(Stated exercise) Copy the lines below as they are; omit the images they contain.

(Dataset records)

--- Start ---

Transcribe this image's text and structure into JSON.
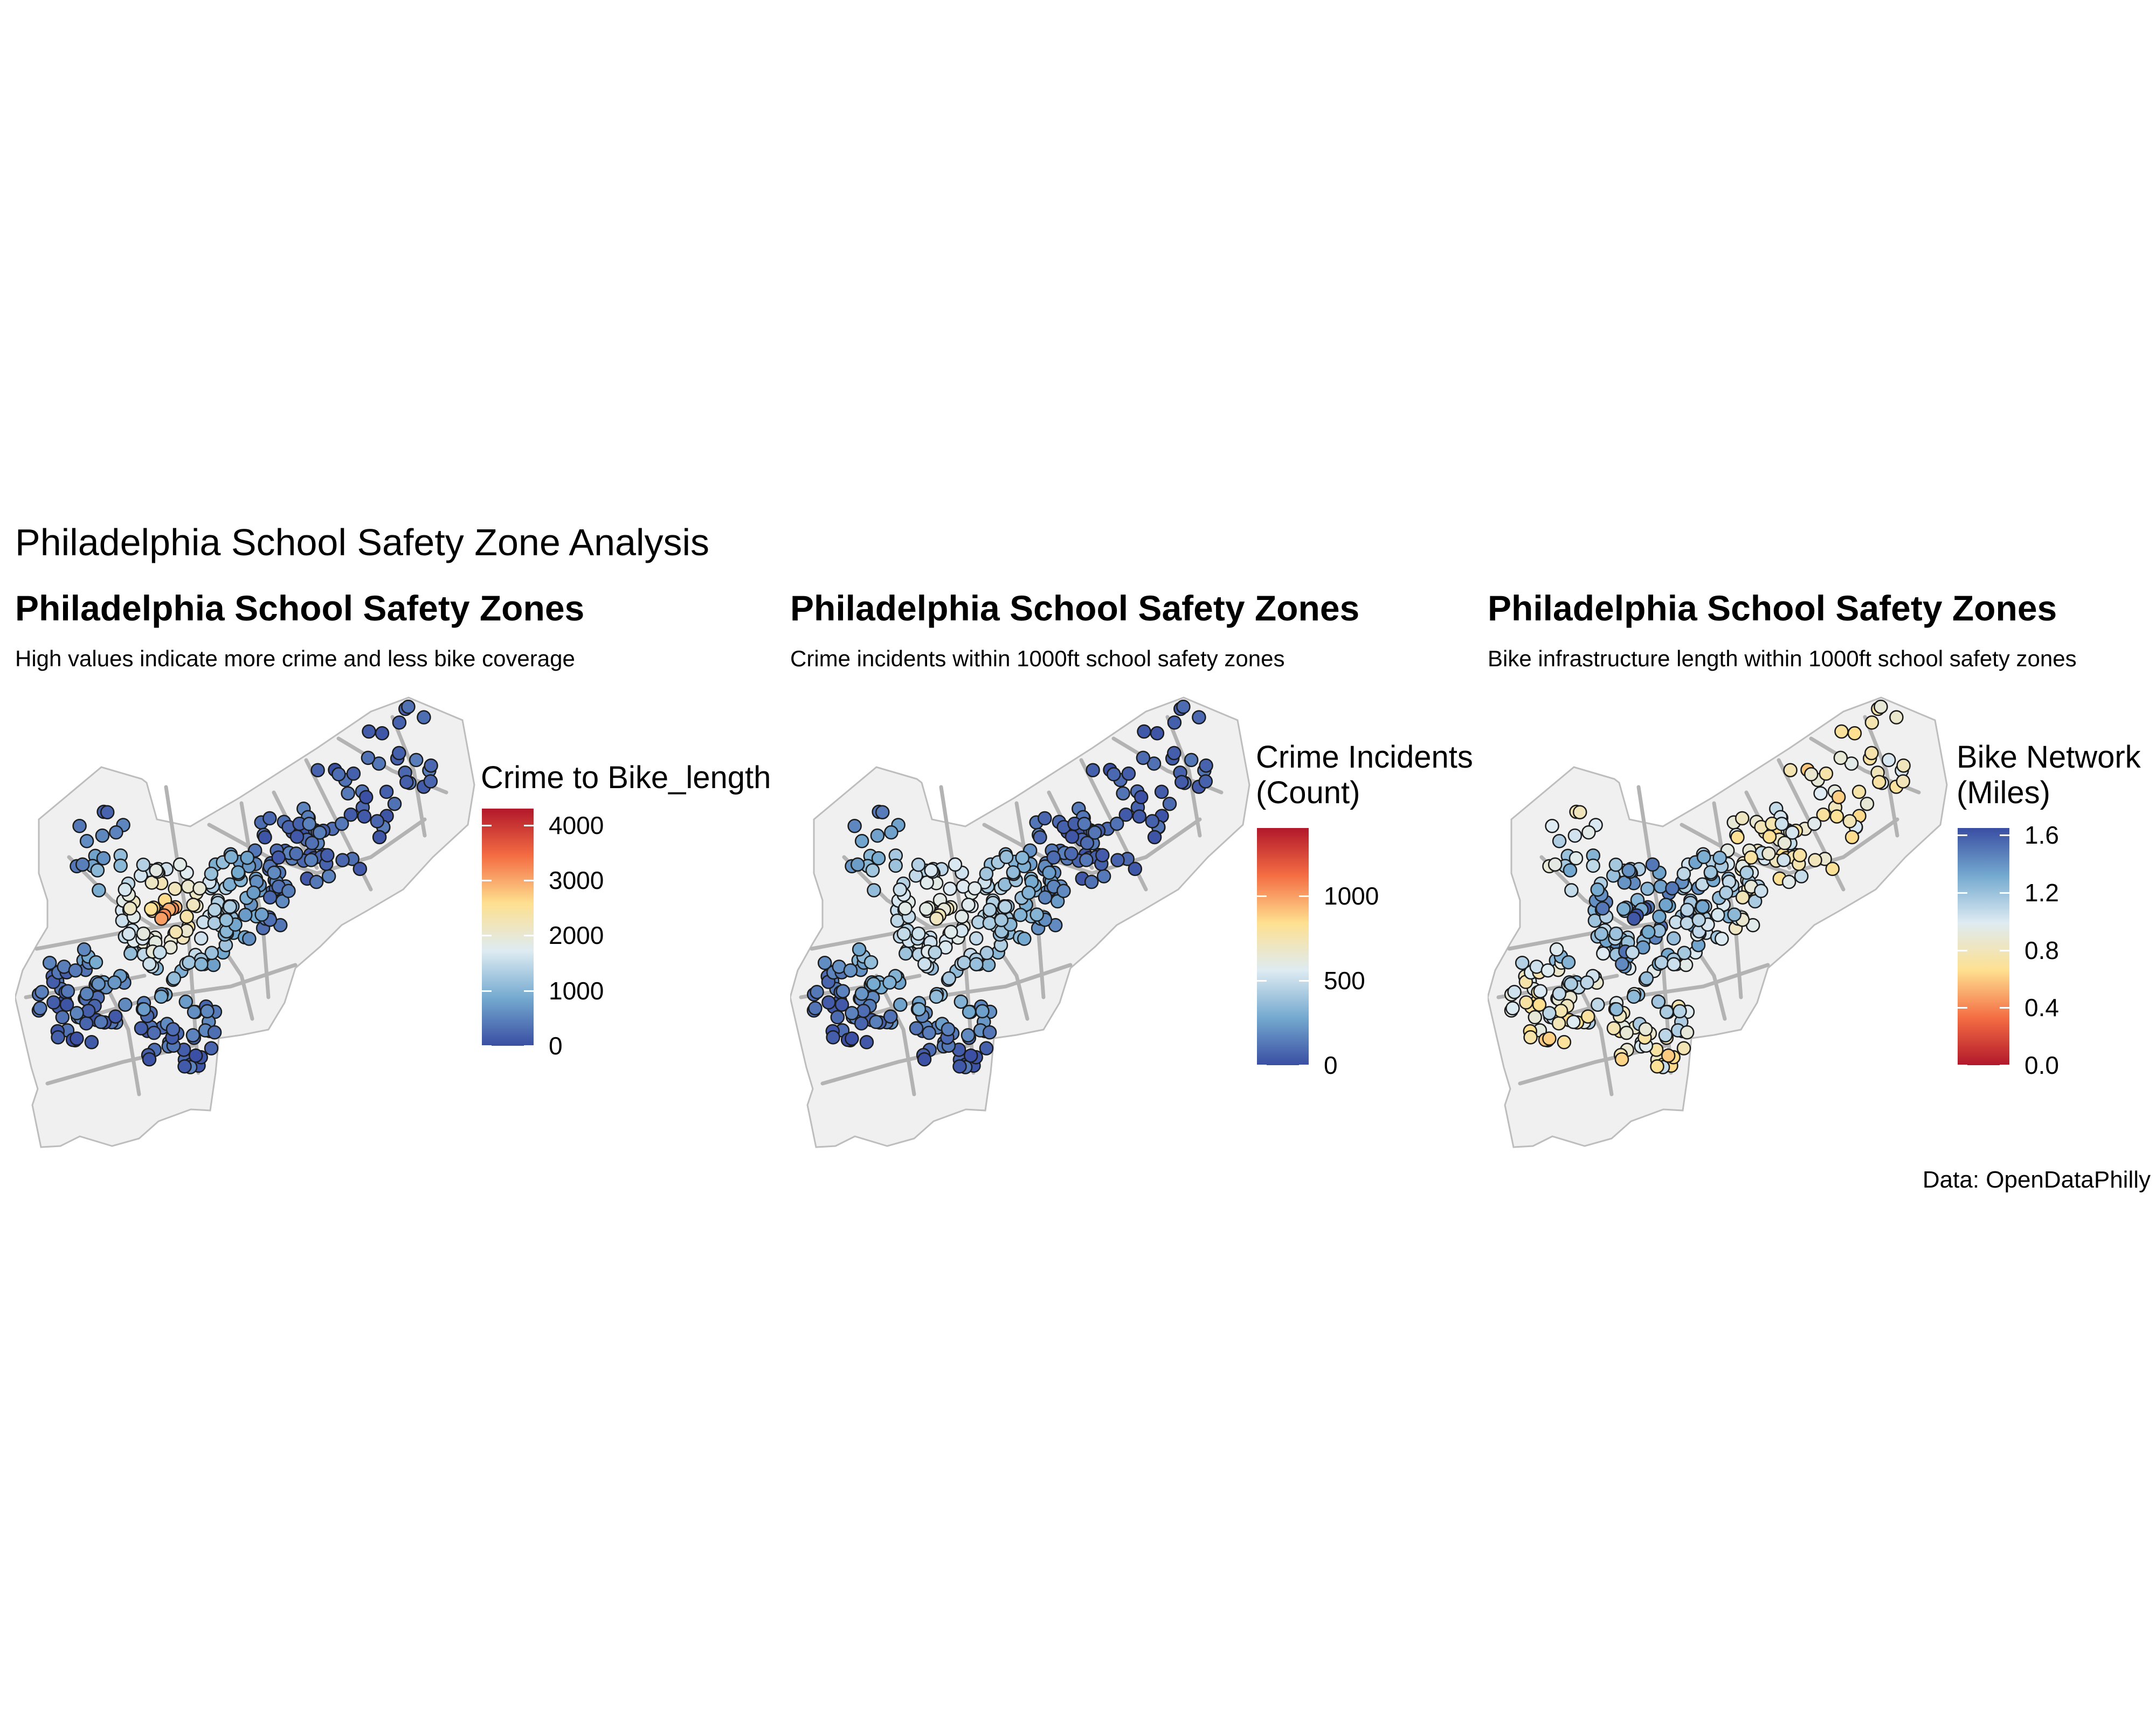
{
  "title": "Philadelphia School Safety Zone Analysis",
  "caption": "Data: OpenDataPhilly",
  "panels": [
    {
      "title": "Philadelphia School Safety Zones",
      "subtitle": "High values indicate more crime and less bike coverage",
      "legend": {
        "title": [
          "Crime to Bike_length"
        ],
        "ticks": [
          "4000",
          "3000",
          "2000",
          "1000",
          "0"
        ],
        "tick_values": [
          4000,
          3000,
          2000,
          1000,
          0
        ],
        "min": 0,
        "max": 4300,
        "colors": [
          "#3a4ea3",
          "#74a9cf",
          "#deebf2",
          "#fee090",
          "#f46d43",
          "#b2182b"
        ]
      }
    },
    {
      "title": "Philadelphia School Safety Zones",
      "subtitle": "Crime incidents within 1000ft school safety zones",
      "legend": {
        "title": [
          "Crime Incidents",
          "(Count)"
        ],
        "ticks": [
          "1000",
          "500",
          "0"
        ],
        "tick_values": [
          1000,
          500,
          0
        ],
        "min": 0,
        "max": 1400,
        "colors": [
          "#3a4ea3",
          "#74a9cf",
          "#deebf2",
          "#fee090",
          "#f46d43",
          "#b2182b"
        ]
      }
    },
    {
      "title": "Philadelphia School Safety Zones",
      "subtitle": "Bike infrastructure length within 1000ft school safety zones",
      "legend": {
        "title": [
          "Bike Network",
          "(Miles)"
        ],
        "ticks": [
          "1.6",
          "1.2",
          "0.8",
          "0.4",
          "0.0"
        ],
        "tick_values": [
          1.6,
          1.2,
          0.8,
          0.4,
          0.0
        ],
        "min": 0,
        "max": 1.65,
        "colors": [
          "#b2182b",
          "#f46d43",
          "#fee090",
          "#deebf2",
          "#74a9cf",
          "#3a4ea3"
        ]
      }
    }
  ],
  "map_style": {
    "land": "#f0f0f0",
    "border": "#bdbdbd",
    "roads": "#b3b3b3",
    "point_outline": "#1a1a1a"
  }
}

--- End ---

(Response to the exercise)
Transcribe this image's text and structure into JSON.
{
  "title": "Philadelphia School Safety Zone Analysis",
  "caption": "Data: OpenDataPhilly",
  "panels": [
    {
      "title": "Philadelphia School Safety Zones",
      "subtitle": "High values indicate more crime and less bike coverage",
      "legend": {
        "title": [
          "Crime to Bike_length"
        ],
        "ticks": [
          "4000",
          "3000",
          "2000",
          "1000",
          "0"
        ],
        "tick_values": [
          4000,
          3000,
          2000,
          1000,
          0
        ],
        "min": 0,
        "max": 4300,
        "colors": [
          "#3a4ea3",
          "#74a9cf",
          "#deebf2",
          "#fee090",
          "#f46d43",
          "#b2182b"
        ]
      }
    },
    {
      "title": "Philadelphia School Safety Zones",
      "subtitle": "Crime incidents within 1000ft school safety zones",
      "legend": {
        "title": [
          "Crime Incidents",
          "(Count)"
        ],
        "ticks": [
          "1000",
          "500",
          "0"
        ],
        "tick_values": [
          1000,
          500,
          0
        ],
        "min": 0,
        "max": 1400,
        "colors": [
          "#3a4ea3",
          "#74a9cf",
          "#deebf2",
          "#fee090",
          "#f46d43",
          "#b2182b"
        ]
      }
    },
    {
      "title": "Philadelphia School Safety Zones",
      "subtitle": "Bike infrastructure length within 1000ft school safety zones",
      "legend": {
        "title": [
          "Bike Network",
          "(Miles)"
        ],
        "ticks": [
          "1.6",
          "1.2",
          "0.8",
          "0.4",
          "0.0"
        ],
        "tick_values": [
          1.6,
          1.2,
          0.8,
          0.4,
          0.0
        ],
        "min": 0,
        "max": 1.65,
        "colors": [
          "#b2182b",
          "#f46d43",
          "#fee090",
          "#deebf2",
          "#74a9cf",
          "#3a4ea3"
        ]
      }
    }
  ],
  "map_style": {
    "land": "#f0f0f0",
    "border": "#bdbdbd",
    "roads": "#b3b3b3",
    "point_outline": "#1a1a1a"
  }
}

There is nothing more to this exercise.